■ **Required task**
Could you repeat the records below exactly, leaving out any pictures?
begin Listing
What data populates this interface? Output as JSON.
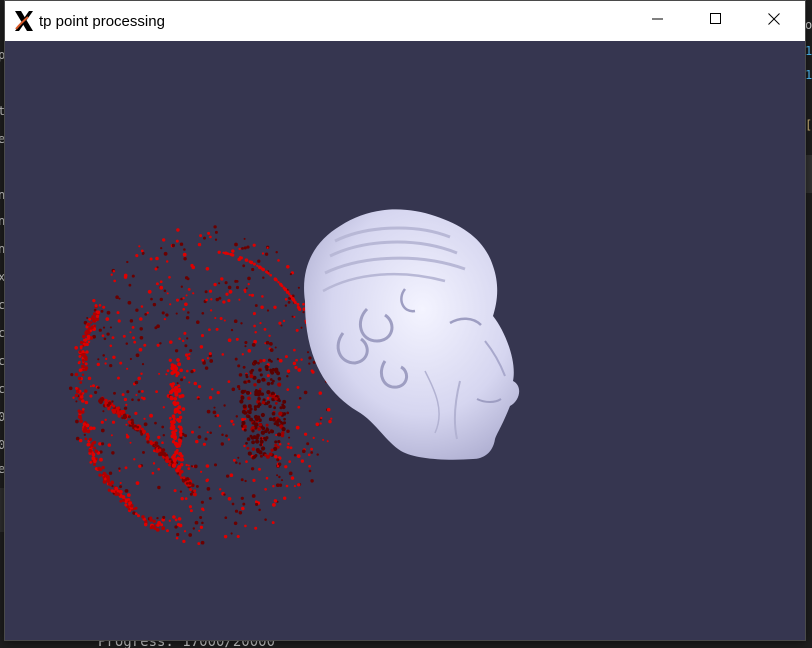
{
  "window": {
    "title": "tp point processing",
    "app_icon": "x-window-icon",
    "controls": {
      "minimize": "minimize-icon",
      "maximize": "maximize-icon",
      "close": "close-icon"
    }
  },
  "viewport": {
    "background_color": "#363650",
    "mesh_color": "#dcdcf5",
    "point_color": "#e00000",
    "point_dark_color": "#6a0000",
    "scene_objects": [
      "red-point-cloud",
      "white-head-mesh"
    ]
  },
  "terminal": {
    "progress_text": "Progress: 17000/20000"
  },
  "background_editor": {
    "left_glyphs": [
      "p",
      "t",
      "e",
      "n",
      "n",
      "n",
      "x",
      "c",
      "c",
      "c",
      "c",
      "0",
      "0",
      "e",
      "o"
    ],
    "right_glyphs": [
      "o",
      "1",
      "1",
      "["
    ],
    "right_glyph_colors": [
      "#d4d4d4",
      "#4fc1ff",
      "#4fc1ff",
      "#d7ba7d"
    ]
  }
}
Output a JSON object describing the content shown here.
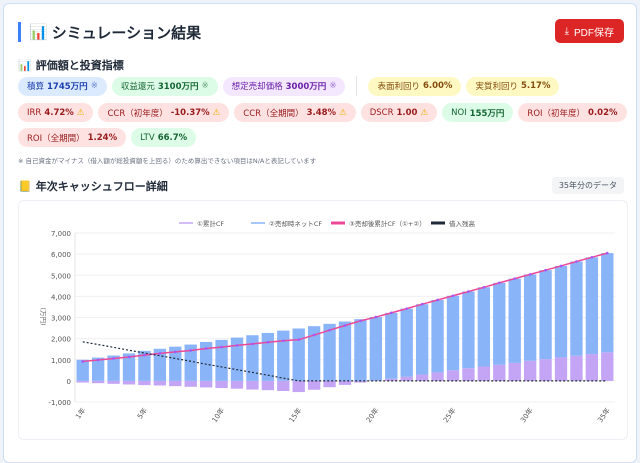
{
  "header": {
    "title": "シミュレーション結果",
    "title_icon": "bar-chart-icon",
    "pdf_label": "PDF保存",
    "pdf_icon": "download-icon"
  },
  "metrics": {
    "title": "評価額と投資指標",
    "row1": [
      {
        "label": "積算",
        "value": "1745万円",
        "suffix": "※",
        "tone": "blue"
      },
      {
        "label": "収益還元",
        "value": "3100万円",
        "suffix": "※",
        "tone": "green"
      },
      {
        "label": "想定売却価格",
        "value": "3000万円",
        "suffix": "※",
        "tone": "purple"
      }
    ],
    "row1b": [
      {
        "label": "表面利回り",
        "value": "6.00%",
        "tone": "yellow"
      },
      {
        "label": "実質利回り",
        "value": "5.17%",
        "tone": "yellow"
      }
    ],
    "row2": [
      {
        "label": "IRR",
        "value": "4.72%",
        "warn": true,
        "tone": "red"
      },
      {
        "label": "CCR（初年度）",
        "value": "-10.37%",
        "warn": true,
        "tone": "red"
      },
      {
        "label": "CCR（全期間）",
        "value": "3.48%",
        "warn": true,
        "tone": "red"
      },
      {
        "label": "DSCR",
        "value": "1.00",
        "warn": true,
        "tone": "red"
      },
      {
        "label": "NOI",
        "value": "155万円",
        "tone": "green"
      },
      {
        "label": "ROI（初年度）",
        "value": "0.02%",
        "tone": "red"
      }
    ],
    "row3": [
      {
        "label": "ROI（全期間）",
        "value": "1.24%",
        "tone": "red"
      },
      {
        "label": "LTV",
        "value": "66.7%",
        "tone": "green"
      }
    ],
    "note": "※ 自己資金がマイナス（借入額が総投資額を上回る）のため算出できない項目はN/Aと表記しています"
  },
  "cashflow": {
    "title": "年次キャッシュフロー詳細",
    "badge": "35年分のデータ"
  },
  "chart_data": {
    "type": "bar",
    "ylabel": "(万円)",
    "ylim": [
      -1000,
      7000
    ],
    "yticks": [
      7000,
      6000,
      5000,
      4000,
      3000,
      2000,
      1000,
      0,
      -1000
    ],
    "ytick_labels": [
      "7,000",
      "6,000",
      "5,000",
      "4,000",
      "3,000",
      "2,000",
      "1,000",
      "0",
      "-1,000"
    ],
    "categories": [
      "1年",
      "2年",
      "3年",
      "4年",
      "5年",
      "6年",
      "7年",
      "8年",
      "9年",
      "10年",
      "11年",
      "12年",
      "13年",
      "14年",
      "15年",
      "16年",
      "17年",
      "18年",
      "19年",
      "20年",
      "21年",
      "22年",
      "23年",
      "24年",
      "25年",
      "26年",
      "27年",
      "28年",
      "29年",
      "30年",
      "31年",
      "32年",
      "33年",
      "34年",
      "35年"
    ],
    "xtick_labels": [
      "1年",
      "5年",
      "10年",
      "15年",
      "20年",
      "25年",
      "30年",
      "35年"
    ],
    "grid": true,
    "legend": "top",
    "stacked": true,
    "series": [
      {
        "name": "①累計CF",
        "type": "bar",
        "color": "#c4a5f5",
        "values": [
          -80,
          -110,
          -140,
          -170,
          -200,
          -220,
          -250,
          -280,
          -310,
          -340,
          -370,
          -410,
          -440,
          -480,
          -530,
          -420,
          -300,
          -190,
          -80,
          20,
          100,
          200,
          300,
          400,
          500,
          600,
          680,
          760,
          850,
          950,
          1030,
          1110,
          1190,
          1270,
          1350
        ]
      },
      {
        "name": "②売却時ネットCF",
        "type": "bar",
        "color": "#8ab4f8",
        "values": [
          1000,
          1100,
          1200,
          1300,
          1420,
          1520,
          1620,
          1720,
          1840,
          1940,
          2050,
          2160,
          2270,
          2380,
          2480,
          2590,
          2700,
          2810,
          2920,
          3000,
          3120,
          3220,
          3330,
          3430,
          3530,
          3630,
          3750,
          3880,
          3990,
          4090,
          4210,
          4330,
          4460,
          4580,
          4700
        ]
      },
      {
        "name": "③売却後累計CF（①+②）",
        "type": "line",
        "color": "#ec4899",
        "values": [
          920,
          990,
          1060,
          1130,
          1220,
          1300,
          1370,
          1440,
          1530,
          1600,
          1680,
          1750,
          1830,
          1900,
          1950,
          2170,
          2400,
          2620,
          2840,
          3020,
          3220,
          3420,
          3630,
          3830,
          4030,
          4230,
          4430,
          4640,
          4840,
          5040,
          5240,
          5440,
          5650,
          5850,
          6050
        ]
      },
      {
        "name": "借入残高",
        "type": "line",
        "dashed": true,
        "color": "#1f2937",
        "values": [
          1850,
          1720,
          1590,
          1450,
          1320,
          1190,
          1060,
          930,
          790,
          660,
          530,
          400,
          270,
          130,
          0,
          0,
          0,
          0,
          0,
          0,
          0,
          0,
          0,
          0,
          0,
          0,
          0,
          0,
          0,
          0,
          0,
          0,
          0,
          0,
          0
        ]
      }
    ]
  }
}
end Listing
■ **Correct answer**
What data populates this interface? Output as JSON.
{
  "window": {
    "title": "tp point processing",
    "app_icon": "x-window-icon",
    "controls": {
      "minimize": "minimize-icon",
      "maximize": "maximize-icon",
      "close": "close-icon"
    }
  },
  "viewport": {
    "background_color": "#363650",
    "mesh_color": "#dcdcf5",
    "point_color": "#e00000",
    "point_dark_color": "#6a0000",
    "scene_objects": [
      "red-point-cloud",
      "white-head-mesh"
    ]
  },
  "terminal": {
    "progress_text": "Progress: 17000/20000"
  },
  "background_editor": {
    "left_glyphs": [
      "p",
      "t",
      "e",
      "n",
      "n",
      "n",
      "x",
      "c",
      "c",
      "c",
      "c",
      "0",
      "0",
      "e",
      "o"
    ],
    "right_glyphs": [
      "o",
      "1",
      "1",
      "["
    ],
    "right_glyph_colors": [
      "#d4d4d4",
      "#4fc1ff",
      "#4fc1ff",
      "#d7ba7d"
    ]
  }
}
Output a JSON object describing the content shown here.
{
  "header": {
    "title": "シミュレーション結果",
    "title_icon": "bar-chart-icon",
    "pdf_label": "PDF保存",
    "pdf_icon": "download-icon"
  },
  "metrics": {
    "title": "評価額と投資指標",
    "row1": [
      {
        "label": "積算",
        "value": "1745万円",
        "suffix": "※",
        "tone": "blue"
      },
      {
        "label": "収益還元",
        "value": "3100万円",
        "suffix": "※",
        "tone": "green"
      },
      {
        "label": "想定売却価格",
        "value": "3000万円",
        "suffix": "※",
        "tone": "purple"
      }
    ],
    "row1b": [
      {
        "label": "表面利回り",
        "value": "6.00%",
        "tone": "yellow"
      },
      {
        "label": "実質利回り",
        "value": "5.17%",
        "tone": "yellow"
      }
    ],
    "row2": [
      {
        "label": "IRR",
        "value": "4.72%",
        "warn": true,
        "tone": "red"
      },
      {
        "label": "CCR（初年度）",
        "value": "-10.37%",
        "warn": true,
        "tone": "red"
      },
      {
        "label": "CCR（全期間）",
        "value": "3.48%",
        "warn": true,
        "tone": "red"
      },
      {
        "label": "DSCR",
        "value": "1.00",
        "warn": true,
        "tone": "red"
      },
      {
        "label": "NOI",
        "value": "155万円",
        "tone": "green"
      },
      {
        "label": "ROI（初年度）",
        "value": "0.02%",
        "tone": "red"
      }
    ],
    "row3": [
      {
        "label": "ROI（全期間）",
        "value": "1.24%",
        "tone": "red"
      },
      {
        "label": "LTV",
        "value": "66.7%",
        "tone": "green"
      }
    ],
    "note": "※ 自己資金がマイナス（借入額が総投資額を上回る）のため算出できない項目はN/Aと表記しています"
  },
  "cashflow": {
    "title": "年次キャッシュフロー詳細",
    "badge": "35年分のデータ"
  },
  "chart_data": {
    "type": "bar",
    "ylabel": "(万円)",
    "ylim": [
      -1000,
      7000
    ],
    "yticks": [
      7000,
      6000,
      5000,
      4000,
      3000,
      2000,
      1000,
      0,
      -1000
    ],
    "ytick_labels": [
      "7,000",
      "6,000",
      "5,000",
      "4,000",
      "3,000",
      "2,000",
      "1,000",
      "0",
      "-1,000"
    ],
    "categories": [
      "1年",
      "2年",
      "3年",
      "4年",
      "5年",
      "6年",
      "7年",
      "8年",
      "9年",
      "10年",
      "11年",
      "12年",
      "13年",
      "14年",
      "15年",
      "16年",
      "17年",
      "18年",
      "19年",
      "20年",
      "21年",
      "22年",
      "23年",
      "24年",
      "25年",
      "26年",
      "27年",
      "28年",
      "29年",
      "30年",
      "31年",
      "32年",
      "33年",
      "34年",
      "35年"
    ],
    "xtick_labels": [
      "1年",
      "5年",
      "10年",
      "15年",
      "20年",
      "25年",
      "30年",
      "35年"
    ],
    "grid": true,
    "legend": "top",
    "stacked": true,
    "series": [
      {
        "name": "①累計CF",
        "type": "bar",
        "color": "#c4a5f5",
        "values": [
          -80,
          -110,
          -140,
          -170,
          -200,
          -220,
          -250,
          -280,
          -310,
          -340,
          -370,
          -410,
          -440,
          -480,
          -530,
          -420,
          -300,
          -190,
          -80,
          20,
          100,
          200,
          300,
          400,
          500,
          600,
          680,
          760,
          850,
          950,
          1030,
          1110,
          1190,
          1270,
          1350
        ]
      },
      {
        "name": "②売却時ネットCF",
        "type": "bar",
        "color": "#8ab4f8",
        "values": [
          1000,
          1100,
          1200,
          1300,
          1420,
          1520,
          1620,
          1720,
          1840,
          1940,
          2050,
          2160,
          2270,
          2380,
          2480,
          2590,
          2700,
          2810,
          2920,
          3000,
          3120,
          3220,
          3330,
          3430,
          3530,
          3630,
          3750,
          3880,
          3990,
          4090,
          4210,
          4330,
          4460,
          4580,
          4700
        ]
      },
      {
        "name": "③売却後累計CF（①+②）",
        "type": "line",
        "color": "#ec4899",
        "values": [
          920,
          990,
          1060,
          1130,
          1220,
          1300,
          1370,
          1440,
          1530,
          1600,
          1680,
          1750,
          1830,
          1900,
          1950,
          2170,
          2400,
          2620,
          2840,
          3020,
          3220,
          3420,
          3630,
          3830,
          4030,
          4230,
          4430,
          4640,
          4840,
          5040,
          5240,
          5440,
          5650,
          5850,
          6050
        ]
      },
      {
        "name": "借入残高",
        "type": "line",
        "dashed": true,
        "color": "#1f2937",
        "values": [
          1850,
          1720,
          1590,
          1450,
          1320,
          1190,
          1060,
          930,
          790,
          660,
          530,
          400,
          270,
          130,
          0,
          0,
          0,
          0,
          0,
          0,
          0,
          0,
          0,
          0,
          0,
          0,
          0,
          0,
          0,
          0,
          0,
          0,
          0,
          0,
          0
        ]
      }
    ]
  }
}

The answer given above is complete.